[Data excerpts]
** start **

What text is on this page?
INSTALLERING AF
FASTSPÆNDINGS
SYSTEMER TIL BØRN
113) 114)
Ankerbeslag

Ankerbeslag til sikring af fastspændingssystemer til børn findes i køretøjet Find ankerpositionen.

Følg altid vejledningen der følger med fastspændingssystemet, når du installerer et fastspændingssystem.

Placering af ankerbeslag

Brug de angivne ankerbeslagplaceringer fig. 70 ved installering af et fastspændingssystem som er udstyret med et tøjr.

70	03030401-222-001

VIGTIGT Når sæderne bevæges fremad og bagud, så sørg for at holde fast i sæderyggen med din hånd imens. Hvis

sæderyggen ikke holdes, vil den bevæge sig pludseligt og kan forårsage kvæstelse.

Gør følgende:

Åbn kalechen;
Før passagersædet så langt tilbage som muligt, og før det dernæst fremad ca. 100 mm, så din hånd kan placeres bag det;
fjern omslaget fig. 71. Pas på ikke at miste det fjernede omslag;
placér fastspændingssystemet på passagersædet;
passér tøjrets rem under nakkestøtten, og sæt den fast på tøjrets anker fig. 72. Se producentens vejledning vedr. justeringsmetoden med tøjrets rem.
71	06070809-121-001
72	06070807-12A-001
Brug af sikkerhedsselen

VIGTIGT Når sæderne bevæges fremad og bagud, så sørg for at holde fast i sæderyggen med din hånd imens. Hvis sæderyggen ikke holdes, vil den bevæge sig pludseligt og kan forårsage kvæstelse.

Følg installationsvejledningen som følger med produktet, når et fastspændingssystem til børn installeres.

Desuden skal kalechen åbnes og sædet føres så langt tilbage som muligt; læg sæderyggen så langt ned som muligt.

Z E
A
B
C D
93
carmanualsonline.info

** end **

Task directions —
Write out the full listing, keeping every line exactly as it is.

Exercise solution —
What text is on this page?
INSTALLERING AF
FASTSPÆNDINGS
SYSTEMER TIL BØRN
113) 114)
Ankerbeslag

Ankerbeslag til sikring af fastspændingssystemer til børn findes i køretøjet Find ankerpositionen.

Følg altid vejledningen der følger med fastspændingssystemet, når du installerer et fastspændingssystem.

Placering af ankerbeslag

Brug de angivne ankerbeslagplaceringer fig. 70 ved installering af et fastspændingssystem som er udstyret med et tøjr.

70	03030401-222-001

VIGTIGT Når sæderne bevæges fremad og bagud, så sørg for at holde fast i sæderyggen med din hånd imens. Hvis

sæderyggen ikke holdes, vil den bevæge sig pludseligt og kan forårsage kvæstelse.

Gør følgende:

Åbn kalechen;
Før passagersædet så langt tilbage som muligt, og før det dernæst fremad ca. 100 mm, så din hånd kan placeres bag det;
fjern omslaget fig. 71. Pas på ikke at miste det fjernede omslag;
placér fastspændingssystemet på passagersædet;
passér tøjrets rem under nakkestøtten, og sæt den fast på tøjrets anker fig. 72. Se producentens vejledning vedr. justeringsmetoden med tøjrets rem.
71	06070809-121-001
72	06070807-12A-001
Brug af sikkerhedsselen

VIGTIGT Når sæderne bevæges fremad og bagud, så sørg for at holde fast i sæderyggen med din hånd imens. Hvis sæderyggen ikke holdes, vil den bevæge sig pludseligt og kan forårsage kvæstelse.

Følg installationsvejledningen som følger med produktet, når et fastspændingssystem til børn installeres.

Desuden skal kalechen åbnes og sædet føres så langt tilbage som muligt; læg sæderyggen så langt ned som muligt.

Z E
A
B
C D
93
carmanualsonline.info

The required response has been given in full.